Task description - Check the listing below line by line and report how many lines hold "mineral", with no other words.

------------------------------------------------------------

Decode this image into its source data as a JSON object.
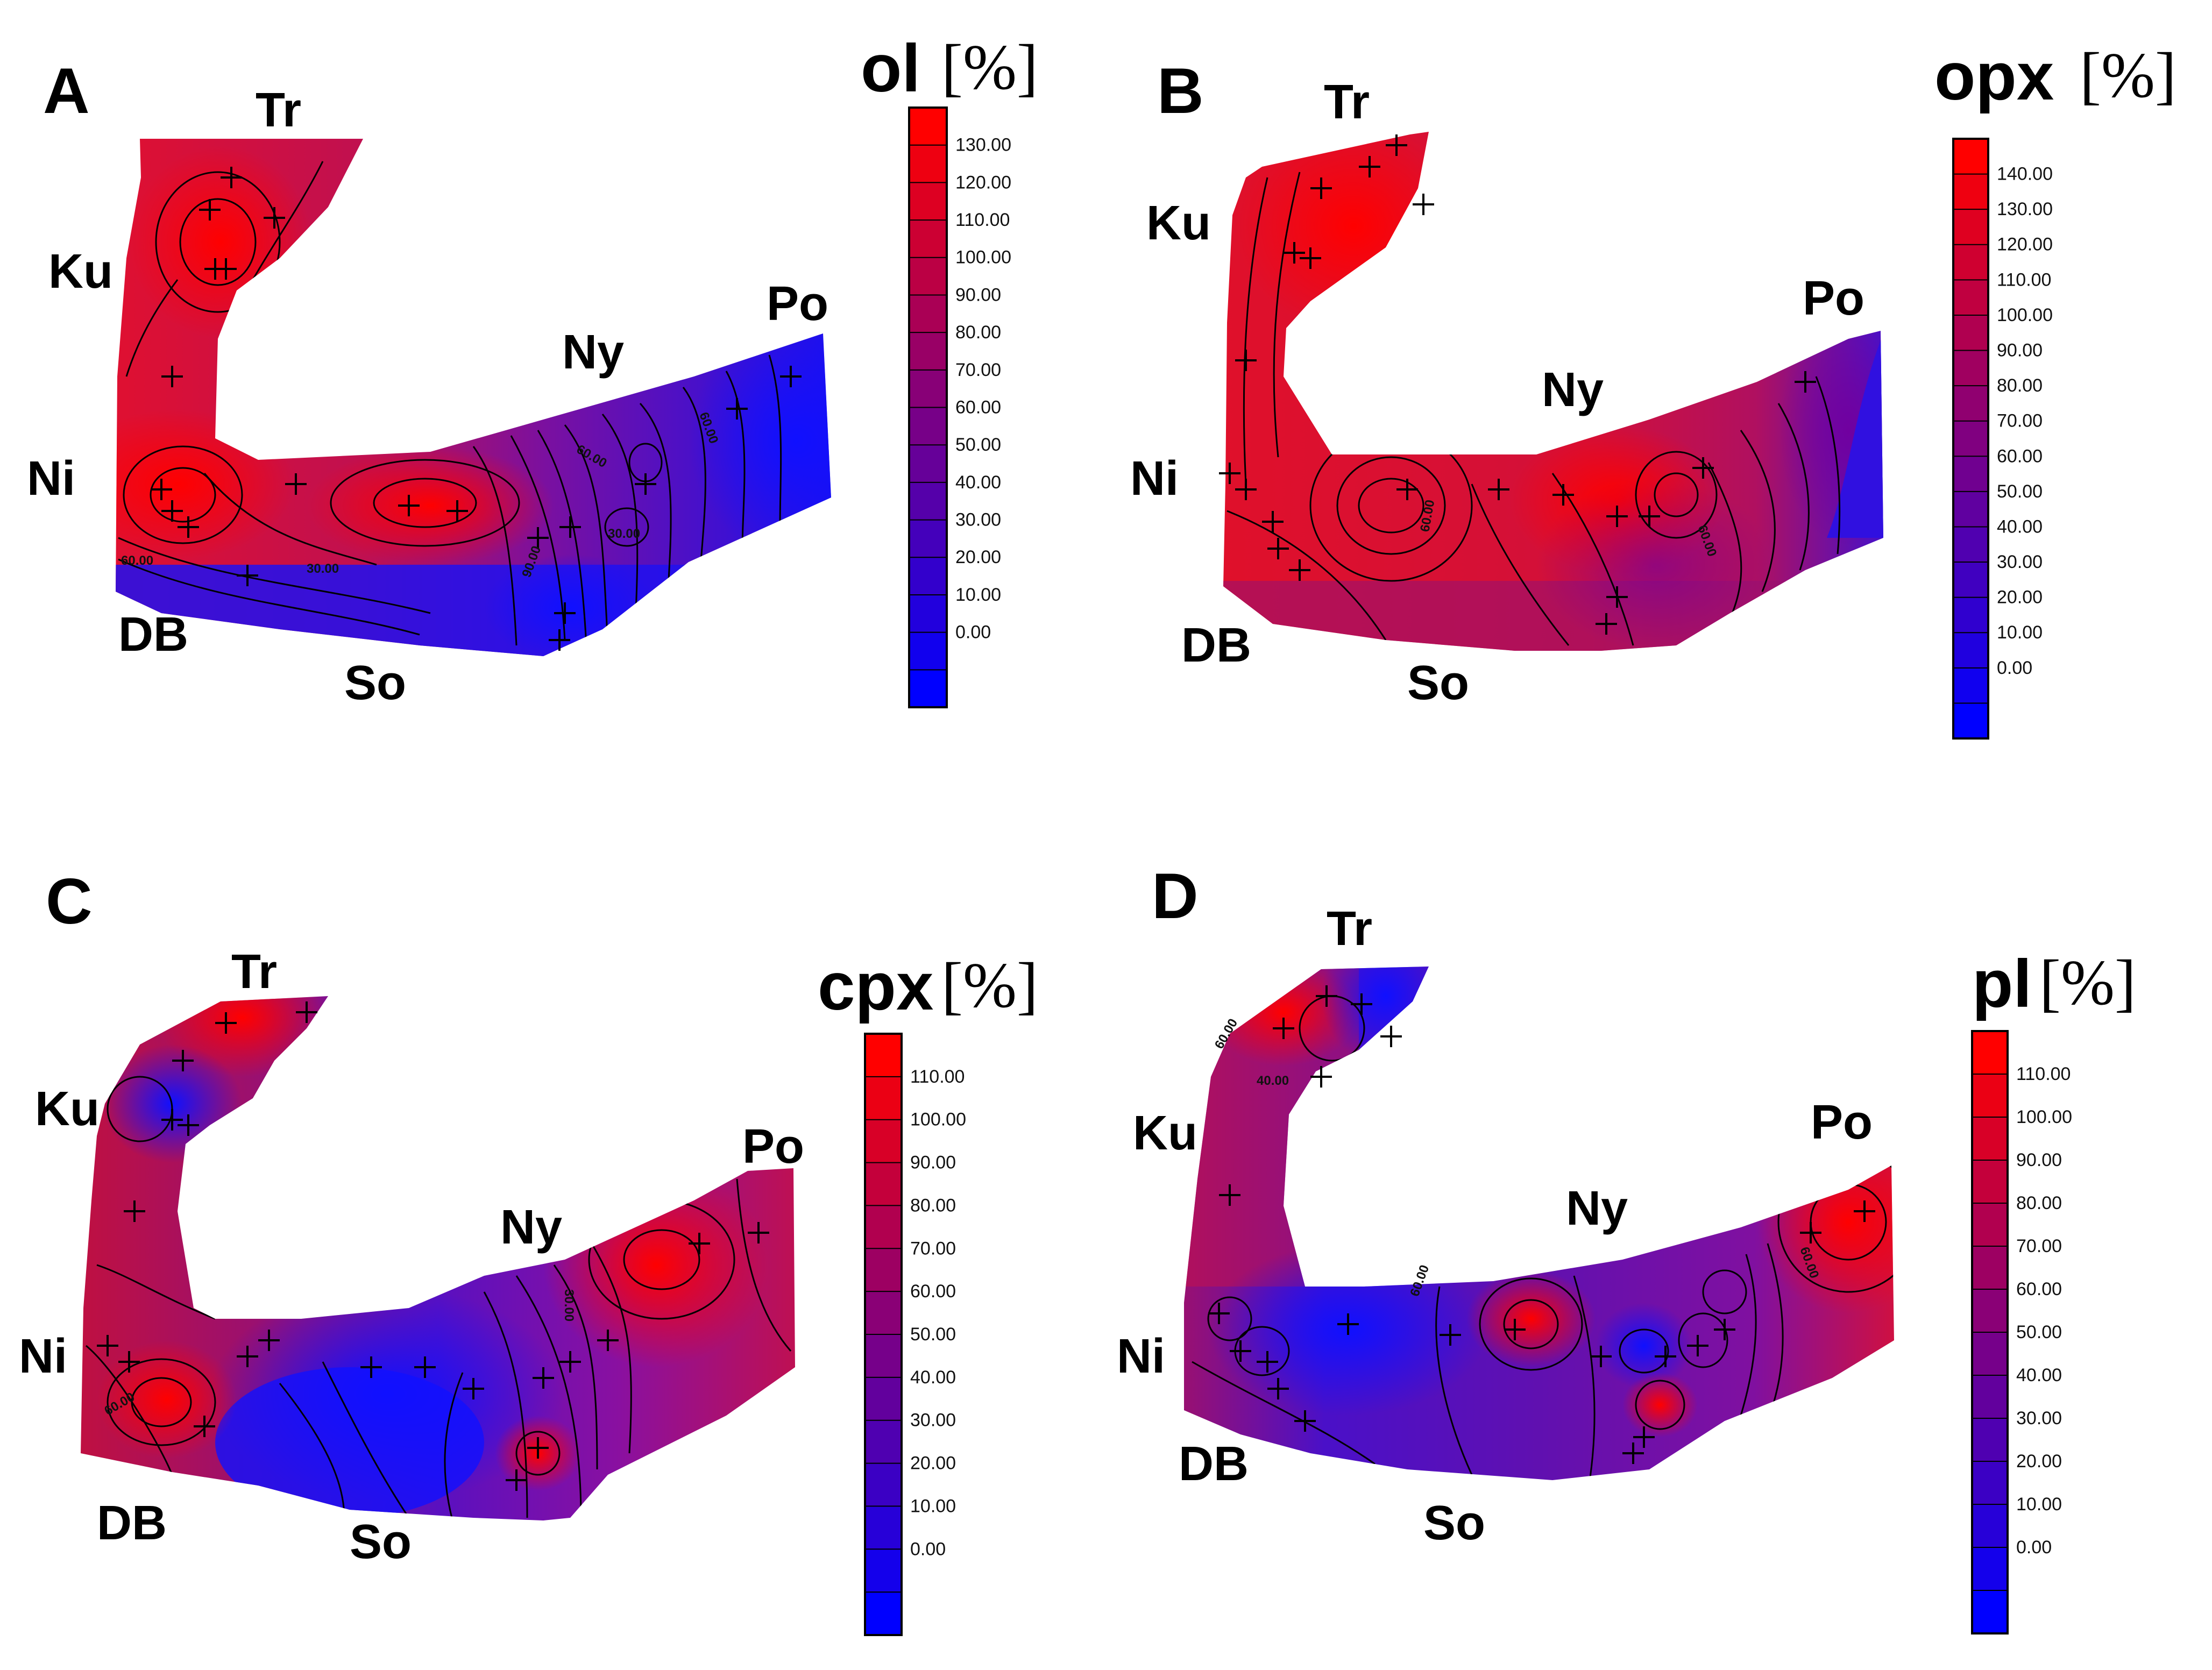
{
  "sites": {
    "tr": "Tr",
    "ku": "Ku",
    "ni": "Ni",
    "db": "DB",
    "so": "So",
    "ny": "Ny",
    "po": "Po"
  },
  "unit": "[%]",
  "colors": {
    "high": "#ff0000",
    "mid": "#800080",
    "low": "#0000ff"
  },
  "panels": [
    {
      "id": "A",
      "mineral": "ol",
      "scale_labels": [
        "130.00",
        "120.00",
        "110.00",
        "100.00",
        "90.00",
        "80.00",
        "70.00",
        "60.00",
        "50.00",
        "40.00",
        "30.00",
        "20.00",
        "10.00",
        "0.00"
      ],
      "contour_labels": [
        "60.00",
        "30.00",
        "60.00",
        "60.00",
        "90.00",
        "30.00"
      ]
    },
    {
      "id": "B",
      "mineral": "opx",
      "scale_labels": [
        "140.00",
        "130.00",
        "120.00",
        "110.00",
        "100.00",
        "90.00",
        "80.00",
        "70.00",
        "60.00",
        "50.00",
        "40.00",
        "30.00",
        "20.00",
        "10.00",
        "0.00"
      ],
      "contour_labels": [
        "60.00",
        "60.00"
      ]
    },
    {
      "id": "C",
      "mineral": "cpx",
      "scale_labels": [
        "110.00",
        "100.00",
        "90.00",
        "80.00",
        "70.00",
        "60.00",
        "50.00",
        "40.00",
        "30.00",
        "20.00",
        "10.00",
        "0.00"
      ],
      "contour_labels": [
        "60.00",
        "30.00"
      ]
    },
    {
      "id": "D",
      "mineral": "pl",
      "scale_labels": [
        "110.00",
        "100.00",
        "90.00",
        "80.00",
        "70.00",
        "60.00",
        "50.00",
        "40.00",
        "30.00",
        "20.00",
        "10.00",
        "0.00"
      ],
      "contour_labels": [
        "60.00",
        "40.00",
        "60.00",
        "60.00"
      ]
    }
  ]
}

------------------------------------------------------------

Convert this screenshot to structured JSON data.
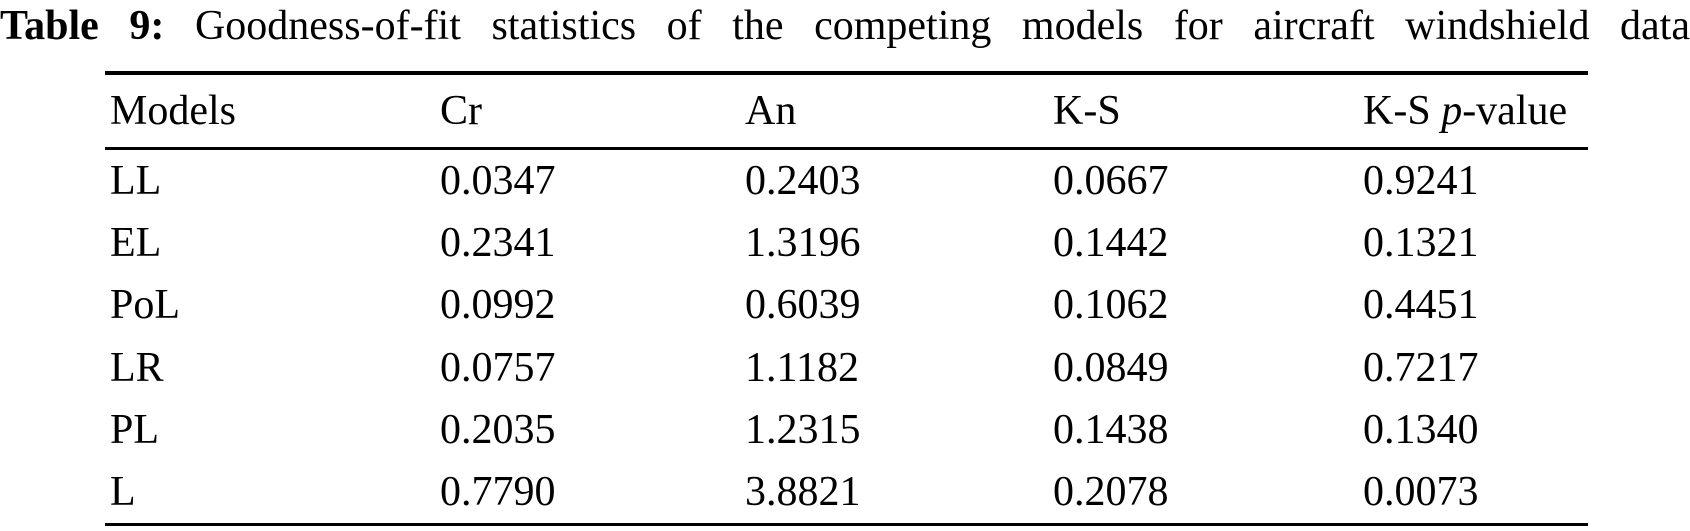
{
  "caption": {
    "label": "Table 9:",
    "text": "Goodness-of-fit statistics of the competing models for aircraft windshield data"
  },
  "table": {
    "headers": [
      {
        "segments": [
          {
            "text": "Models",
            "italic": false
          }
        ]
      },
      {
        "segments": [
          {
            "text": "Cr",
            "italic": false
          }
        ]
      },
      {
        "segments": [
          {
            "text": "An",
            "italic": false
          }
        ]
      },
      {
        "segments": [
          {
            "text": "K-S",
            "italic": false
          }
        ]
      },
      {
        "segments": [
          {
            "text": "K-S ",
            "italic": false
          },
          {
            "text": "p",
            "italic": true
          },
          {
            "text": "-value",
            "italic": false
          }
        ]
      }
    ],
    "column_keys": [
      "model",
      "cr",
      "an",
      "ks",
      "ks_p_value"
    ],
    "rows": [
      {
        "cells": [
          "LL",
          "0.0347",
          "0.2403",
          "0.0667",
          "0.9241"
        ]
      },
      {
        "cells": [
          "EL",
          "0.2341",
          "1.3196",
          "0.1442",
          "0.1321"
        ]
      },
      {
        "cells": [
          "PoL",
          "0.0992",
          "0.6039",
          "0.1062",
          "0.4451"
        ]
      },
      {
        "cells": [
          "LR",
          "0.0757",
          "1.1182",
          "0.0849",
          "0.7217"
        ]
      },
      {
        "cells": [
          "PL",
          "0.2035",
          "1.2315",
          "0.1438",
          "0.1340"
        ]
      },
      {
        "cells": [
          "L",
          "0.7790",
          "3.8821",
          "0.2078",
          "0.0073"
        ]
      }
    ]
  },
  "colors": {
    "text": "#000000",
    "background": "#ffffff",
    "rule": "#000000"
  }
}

------------------------------------------------------------

Response to the exercise - 4